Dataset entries
· · ·

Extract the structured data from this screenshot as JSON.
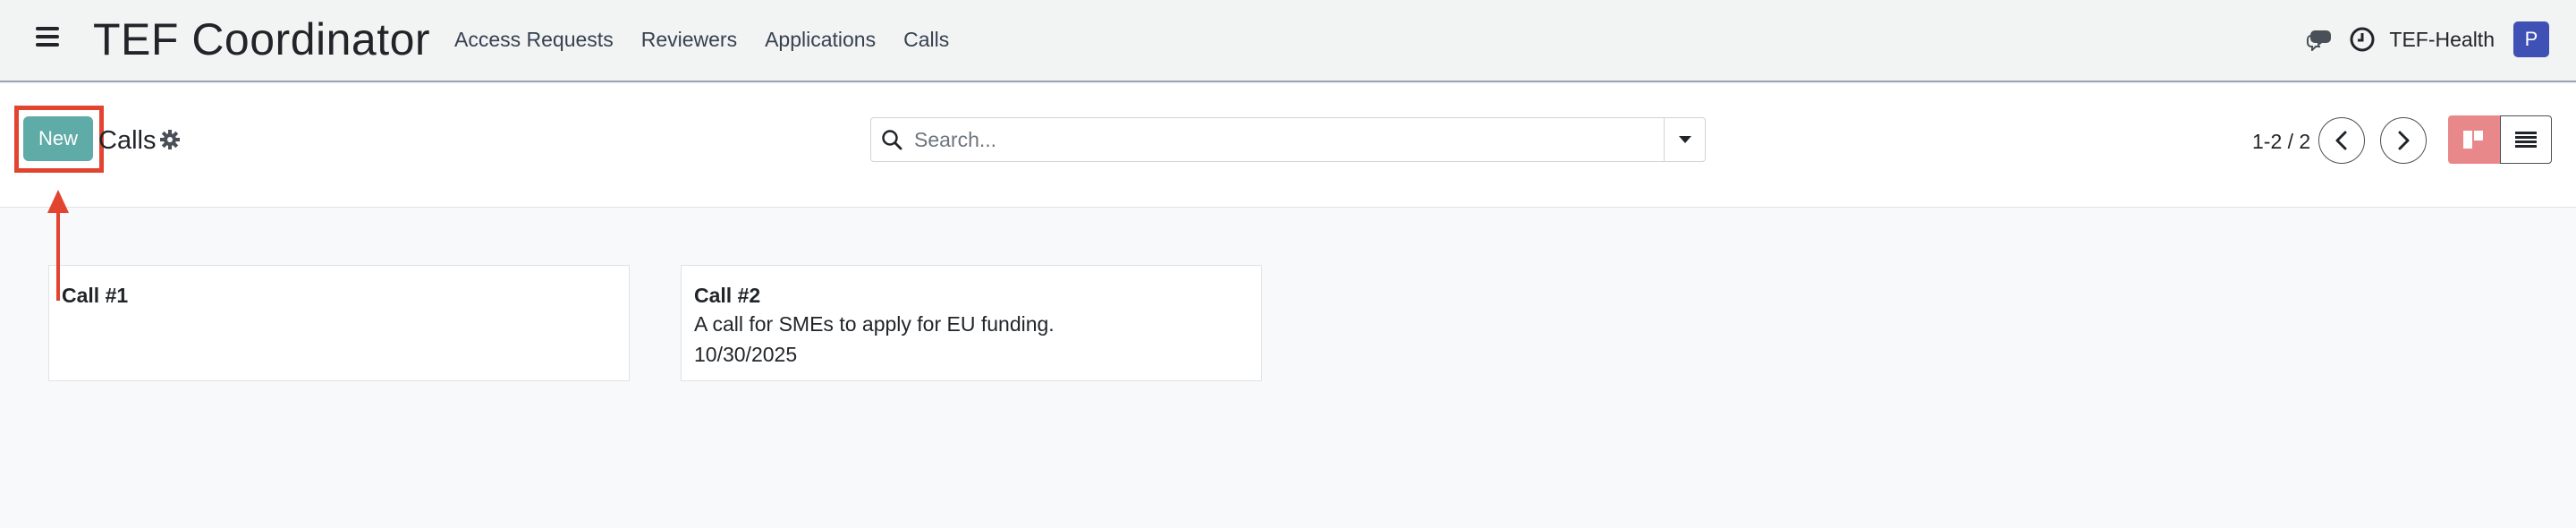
{
  "navbar": {
    "app_title": "TEF Coordinator",
    "menu": [
      "Access Requests",
      "Reviewers",
      "Applications",
      "Calls"
    ],
    "company": "TEF-Health",
    "avatar_initial": "P"
  },
  "control_panel": {
    "new_label": "New",
    "breadcrumb": "Calls",
    "search_placeholder": "Search...",
    "pager_value": "1-2 / 2"
  },
  "cards": [
    {
      "title": "Call #1"
    },
    {
      "title": "Call #2",
      "description": "A call for SMEs to apply for EU funding.",
      "date": "10/30/2025"
    }
  ],
  "colors": {
    "primary": "#5eaba7",
    "annotation": "#e2442f",
    "avatar": "#3f51b5",
    "kanban_active": "#e8888a"
  },
  "icons": [
    "hamburger-icon",
    "chat-icon",
    "clock-icon",
    "gear-icon",
    "search-icon",
    "caret-down-icon",
    "chevron-left-icon",
    "chevron-right-icon",
    "kanban-icon",
    "list-icon",
    "annotation-arrow"
  ]
}
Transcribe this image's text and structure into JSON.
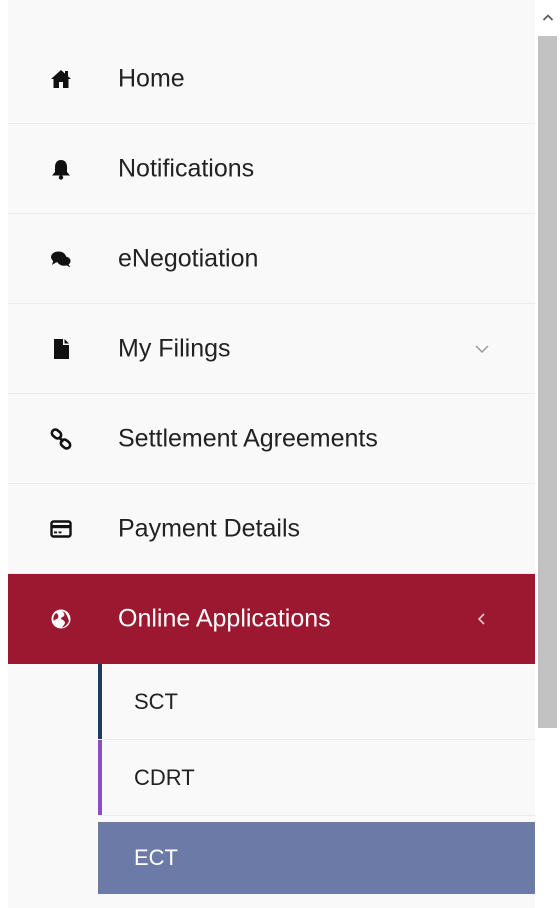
{
  "menu": {
    "items": [
      {
        "label": "Home",
        "icon": "home-icon"
      },
      {
        "label": "Notifications",
        "icon": "bell-icon"
      },
      {
        "label": "eNegotiation",
        "icon": "comments-icon"
      },
      {
        "label": "My Filings",
        "icon": "file-icon",
        "expander": "chevron-down-icon"
      },
      {
        "label": "Settlement Agreements",
        "icon": "link-icon"
      },
      {
        "label": "Payment Details",
        "icon": "credit-card-icon"
      },
      {
        "label": "Online Applications",
        "icon": "globe-icon",
        "expander": "chevron-left-icon",
        "active": true
      }
    ],
    "subitems": [
      {
        "label": "SCT",
        "accent": "#1f3b5c"
      },
      {
        "label": "CDRT",
        "accent": "#8a4fc4"
      },
      {
        "label": "ECT",
        "selected": true
      }
    ]
  },
  "colors": {
    "active_bg": "#9b1830",
    "selected_sub_bg": "#6b7aa6",
    "sidebar_bg": "#f9f9f9",
    "scroll_thumb": "#c2c2c2"
  }
}
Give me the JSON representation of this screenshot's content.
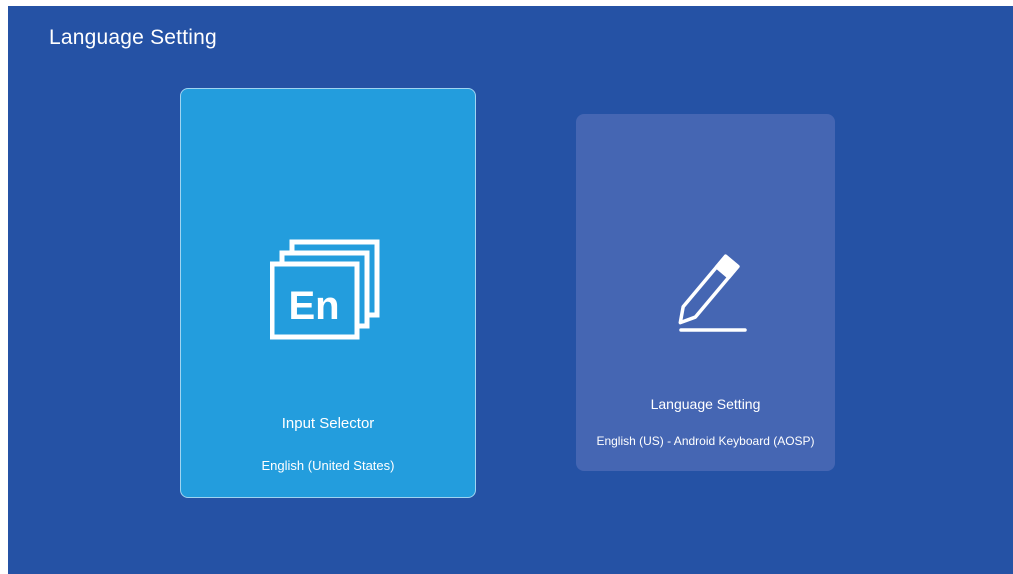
{
  "header": {
    "title": "Language Setting"
  },
  "cards": [
    {
      "title": "Input Selector",
      "subtitle": "English (United States)",
      "icon": "language-en-icon",
      "selected": true
    },
    {
      "title": "Language Setting",
      "subtitle": "English (US) - Android Keyboard (AOSP)",
      "icon": "pencil-icon",
      "selected": false
    }
  ],
  "icons": {
    "en_glyph": "En"
  },
  "colors": {
    "background": "#2552a5",
    "selected_card": "#239ddd",
    "card": "#4566b3",
    "text": "#ffffff"
  }
}
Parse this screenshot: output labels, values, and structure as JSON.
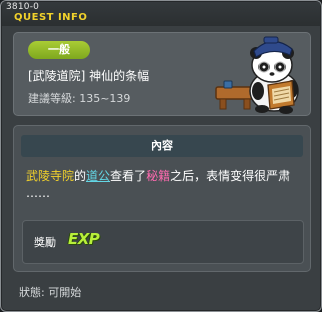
{
  "window": {
    "quest_id": "3810-0",
    "title": "QUEST INFO"
  },
  "header": {
    "category": "一般",
    "quest_name": "[武陵道院] 神仙的条幅",
    "level_requirement": "建議等級: 135~139",
    "npc_icon": "panda-npc-reading-icon"
  },
  "content": {
    "heading": "內容",
    "description": {
      "part1": "武陵寺院",
      "part2": "的",
      "part3": "道公",
      "part4": "查看了",
      "part5": "秘籍",
      "part6": "之后，表情变得很严肃",
      "part7": "……"
    },
    "reward_label": "獎勵",
    "reward_icon_text": "EXP"
  },
  "status": "狀態: 可開始",
  "colors": {
    "title": "#f2d22b",
    "badge": "#96be2a",
    "place_highlight": "#f2d22b",
    "npc_highlight": "#63d7e6",
    "item_highlight": "#ff6ab0",
    "exp": "#b8f03a"
  }
}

· · ·

§ Requirement: Copy each line that holds the word "Applications".

§ Right answer:
      "Applications",
        "label": "Online Applications",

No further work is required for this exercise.